--- Information provided ---
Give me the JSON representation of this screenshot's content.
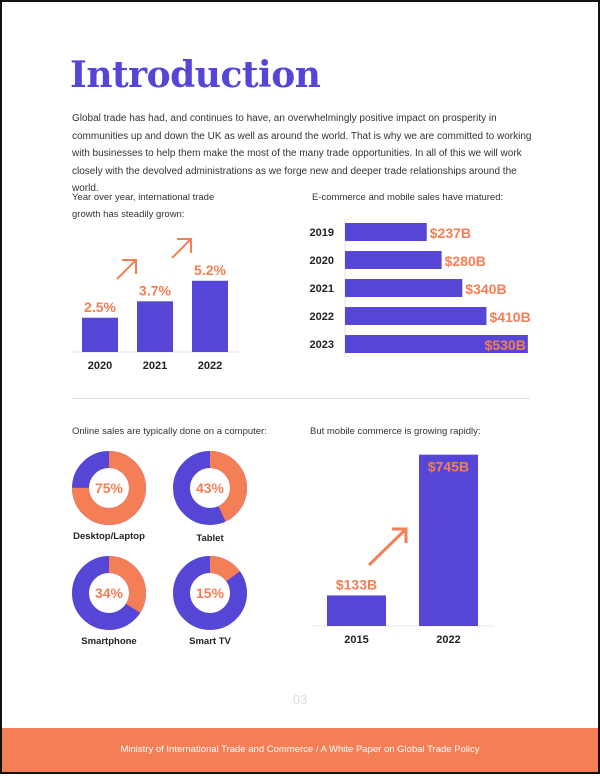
{
  "title": "Introduction",
  "intro": "Global trade has had, and continues to have, an overwhelmingly positive impact on prosperity in communities up and down the UK as well as around the world. That is why we are committed to working with businesses to help them make the most of the many trade opportunities. In all of this we will work closely with the devolved administrations as we forge new and deeper trade relationships around the world.",
  "colors": {
    "accent": "#5546d6",
    "orange": "#f47e55",
    "footer": "#f47e55"
  },
  "chart_data": [
    {
      "type": "bar",
      "caption": "Year over year, international trade growth has steadily grown:",
      "categories": [
        "2020",
        "2021",
        "2022"
      ],
      "values": [
        2.5,
        3.7,
        5.2
      ],
      "labels": [
        "2.5%",
        "3.7%",
        "5.2%"
      ],
      "annotations": [
        "up-arrow",
        "up-arrow"
      ]
    },
    {
      "type": "bar",
      "orientation": "horizontal",
      "caption": "E-commerce and mobile sales have matured:",
      "categories": [
        "2019",
        "2020",
        "2021",
        "2022",
        "2023"
      ],
      "values": [
        237,
        280,
        340,
        410,
        530
      ],
      "labels": [
        "$237B",
        "$280B",
        "$340B",
        "$410B",
        "$530B"
      ]
    },
    {
      "type": "pie",
      "style": "donut",
      "caption": "Online sales are typically done on a computer:",
      "categories": [
        "Desktop/Laptop",
        "Tablet",
        "Smartphone",
        "Smart TV"
      ],
      "values": [
        75,
        43,
        34,
        15
      ],
      "labels": [
        "75%",
        "43%",
        "34%",
        "15%"
      ]
    },
    {
      "type": "bar",
      "caption": "But mobile commerce is growing rapidly:",
      "categories": [
        "2015",
        "2022"
      ],
      "values": [
        133,
        745
      ],
      "labels": [
        "$133B",
        "$745B"
      ],
      "annotations": [
        "up-arrow"
      ]
    }
  ],
  "page_number": "03",
  "footer": "Ministry of International Trade and Commerce  /  A White Paper on Global Trade Policy"
}
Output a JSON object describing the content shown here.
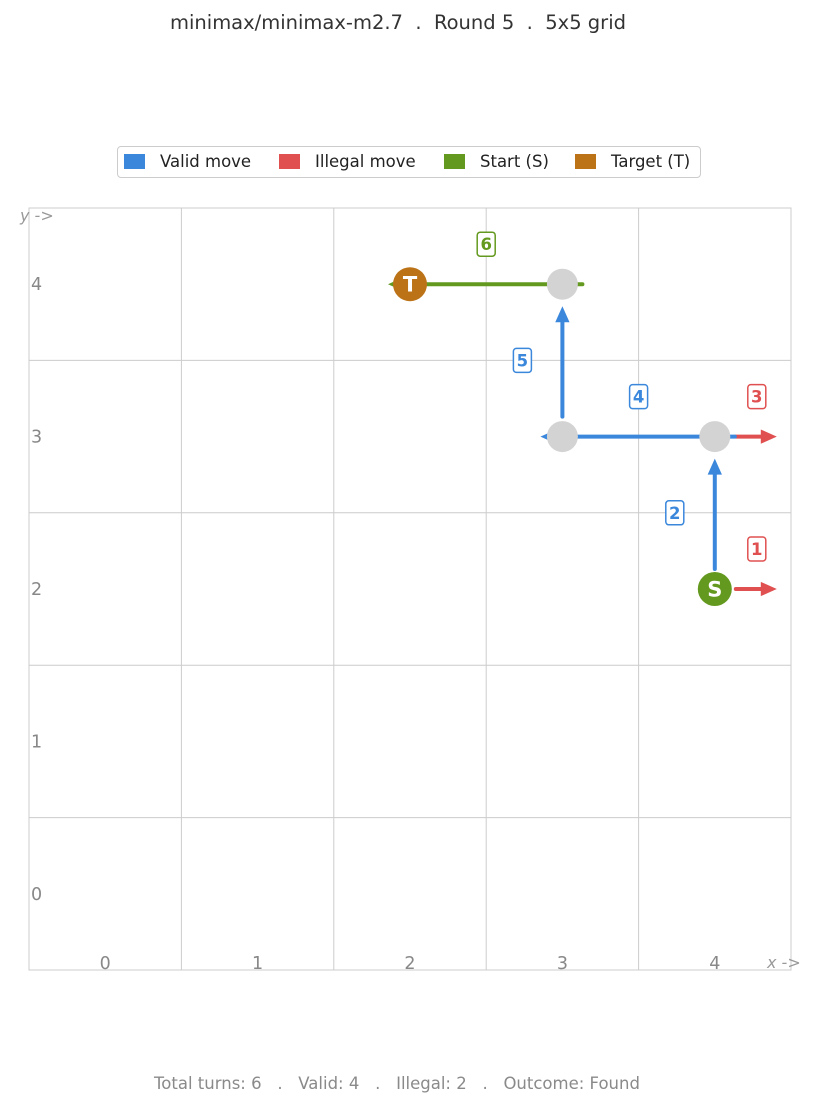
{
  "header": {
    "title": "minimax/minimax-m2.7  .  Round 5  .  5x5 grid"
  },
  "legend": {
    "items": [
      {
        "label": "Valid move",
        "color": "#3a87dc"
      },
      {
        "label": "Illegal move",
        "color": "#e05050"
      },
      {
        "label": "Start (S)",
        "color": "#64991f"
      },
      {
        "label": "Target (T)",
        "color": "#bc7318"
      }
    ]
  },
  "grid": {
    "size": 5,
    "x_ticks": [
      "0",
      "1",
      "2",
      "3",
      "4"
    ],
    "y_ticks": [
      "0",
      "1",
      "2",
      "3",
      "4"
    ],
    "x_axis_label": "x ->",
    "y_axis_label": "y ->"
  },
  "colors": {
    "valid": "#3a87dc",
    "illegal": "#e05050",
    "start": "#64991f",
    "target": "#bc7318",
    "visited": "#d3d3d3",
    "gridline": "#cccccc"
  },
  "nodes": {
    "start": {
      "x": 4,
      "y": 2,
      "label": "S"
    },
    "target": {
      "x": 2,
      "y": 4,
      "label": "T"
    },
    "visited": [
      {
        "x": 4,
        "y": 3
      },
      {
        "x": 3,
        "y": 3
      },
      {
        "x": 3,
        "y": 4
      }
    ]
  },
  "moves": [
    {
      "turn": "1",
      "from": [
        4,
        2
      ],
      "to": [
        5,
        2
      ],
      "kind": "illegal"
    },
    {
      "turn": "2",
      "from": [
        4,
        2
      ],
      "to": [
        4,
        3
      ],
      "kind": "valid"
    },
    {
      "turn": "3",
      "from": [
        4,
        3
      ],
      "to": [
        5,
        3
      ],
      "kind": "illegal"
    },
    {
      "turn": "4",
      "from": [
        4,
        3
      ],
      "to": [
        3,
        3
      ],
      "kind": "valid"
    },
    {
      "turn": "5",
      "from": [
        3,
        3
      ],
      "to": [
        3,
        4
      ],
      "kind": "valid"
    },
    {
      "turn": "6",
      "from": [
        3,
        4
      ],
      "to": [
        2,
        4
      ],
      "kind": "final"
    }
  ],
  "footer": {
    "summary": "Total turns: 6   .   Valid: 4   .   Illegal: 2   .   Outcome: Found"
  }
}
---
Required task: Exclude the images and reproduce the remaining data exactly.

Finished answer:
Give me the JSON representation of this screenshot's content.
{
  "title": "Introduction",
  "intro": "Global trade has had, and continues to have, an overwhelmingly positive impact on prosperity in communities up and down the UK as well as around the world. That is why we are committed to working with businesses to help them make the most of the many trade opportunities. In all of this we will work closely with the devolved administrations as we forge new and deeper trade relationships around the world.",
  "colors": {
    "accent": "#5546d6",
    "orange": "#f47e55",
    "footer": "#f47e55"
  },
  "chart_data": [
    {
      "type": "bar",
      "caption": "Year over year, international trade growth has steadily grown:",
      "categories": [
        "2020",
        "2021",
        "2022"
      ],
      "values": [
        2.5,
        3.7,
        5.2
      ],
      "labels": [
        "2.5%",
        "3.7%",
        "5.2%"
      ],
      "annotations": [
        "up-arrow",
        "up-arrow"
      ]
    },
    {
      "type": "bar",
      "orientation": "horizontal",
      "caption": "E-commerce and mobile sales have matured:",
      "categories": [
        "2019",
        "2020",
        "2021",
        "2022",
        "2023"
      ],
      "values": [
        237,
        280,
        340,
        410,
        530
      ],
      "labels": [
        "$237B",
        "$280B",
        "$340B",
        "$410B",
        "$530B"
      ]
    },
    {
      "type": "pie",
      "style": "donut",
      "caption": "Online sales are typically done on a computer:",
      "categories": [
        "Desktop/Laptop",
        "Tablet",
        "Smartphone",
        "Smart TV"
      ],
      "values": [
        75,
        43,
        34,
        15
      ],
      "labels": [
        "75%",
        "43%",
        "34%",
        "15%"
      ]
    },
    {
      "type": "bar",
      "caption": "But mobile commerce is growing rapidly:",
      "categories": [
        "2015",
        "2022"
      ],
      "values": [
        133,
        745
      ],
      "labels": [
        "$133B",
        "$745B"
      ],
      "annotations": [
        "up-arrow"
      ]
    }
  ],
  "page_number": "03",
  "footer": "Ministry of International Trade and Commerce  /  A White Paper on Global Trade Policy"
}
Output a JSON object describing the content shown here.
{
  "header": {
    "title": "minimax/minimax-m2.7  .  Round 5  .  5x5 grid"
  },
  "legend": {
    "items": [
      {
        "label": "Valid move",
        "color": "#3a87dc"
      },
      {
        "label": "Illegal move",
        "color": "#e05050"
      },
      {
        "label": "Start (S)",
        "color": "#64991f"
      },
      {
        "label": "Target (T)",
        "color": "#bc7318"
      }
    ]
  },
  "grid": {
    "size": 5,
    "x_ticks": [
      "0",
      "1",
      "2",
      "3",
      "4"
    ],
    "y_ticks": [
      "0",
      "1",
      "2",
      "3",
      "4"
    ],
    "x_axis_label": "x ->",
    "y_axis_label": "y ->"
  },
  "colors": {
    "valid": "#3a87dc",
    "illegal": "#e05050",
    "start": "#64991f",
    "target": "#bc7318",
    "visited": "#d3d3d3",
    "gridline": "#cccccc"
  },
  "nodes": {
    "start": {
      "x": 4,
      "y": 2,
      "label": "S"
    },
    "target": {
      "x": 2,
      "y": 4,
      "label": "T"
    },
    "visited": [
      {
        "x": 4,
        "y": 3
      },
      {
        "x": 3,
        "y": 3
      },
      {
        "x": 3,
        "y": 4
      }
    ]
  },
  "moves": [
    {
      "turn": "1",
      "from": [
        4,
        2
      ],
      "to": [
        5,
        2
      ],
      "kind": "illegal"
    },
    {
      "turn": "2",
      "from": [
        4,
        2
      ],
      "to": [
        4,
        3
      ],
      "kind": "valid"
    },
    {
      "turn": "3",
      "from": [
        4,
        3
      ],
      "to": [
        5,
        3
      ],
      "kind": "illegal"
    },
    {
      "turn": "4",
      "from": [
        4,
        3
      ],
      "to": [
        3,
        3
      ],
      "kind": "valid"
    },
    {
      "turn": "5",
      "from": [
        3,
        3
      ],
      "to": [
        3,
        4
      ],
      "kind": "valid"
    },
    {
      "turn": "6",
      "from": [
        3,
        4
      ],
      "to": [
        2,
        4
      ],
      "kind": "final"
    }
  ],
  "footer": {
    "summary": "Total turns: 6   .   Valid: 4   .   Illegal: 2   .   Outcome: Found"
  }
}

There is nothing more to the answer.